**WHAT THE TASK ASKS:** Print all the data, keeping every line exactly as it is.

**SUPPLIED INFORMATION:**
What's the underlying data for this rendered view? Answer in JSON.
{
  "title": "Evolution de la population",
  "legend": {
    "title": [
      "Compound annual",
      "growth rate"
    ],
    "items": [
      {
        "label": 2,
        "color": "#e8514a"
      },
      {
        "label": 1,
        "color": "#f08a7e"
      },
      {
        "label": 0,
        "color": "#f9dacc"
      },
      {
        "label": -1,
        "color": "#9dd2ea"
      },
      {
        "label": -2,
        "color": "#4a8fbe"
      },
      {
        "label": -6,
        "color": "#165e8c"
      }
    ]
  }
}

**CORRECT OUTPUT:**
What's the underlying data for this rendered view? Answer in JSON.
{
  "title": "Evolution de la population",
  "legend": {
    "title": [
      "Compound annual",
      "growth rate"
    ],
    "items": [
      {
        "label": 2,
        "color": "#e8514a"
      },
      {
        "label": 1,
        "color": "#f08a7e"
      },
      {
        "label": 0,
        "color": "#f9dacc"
      },
      {
        "label": -1,
        "color": "#9dd2ea"
      },
      {
        "label": -2,
        "color": "#4a8fbe"
      },
      {
        "label": -6,
        "color": "#165e8c"
      }
    ]
  }
}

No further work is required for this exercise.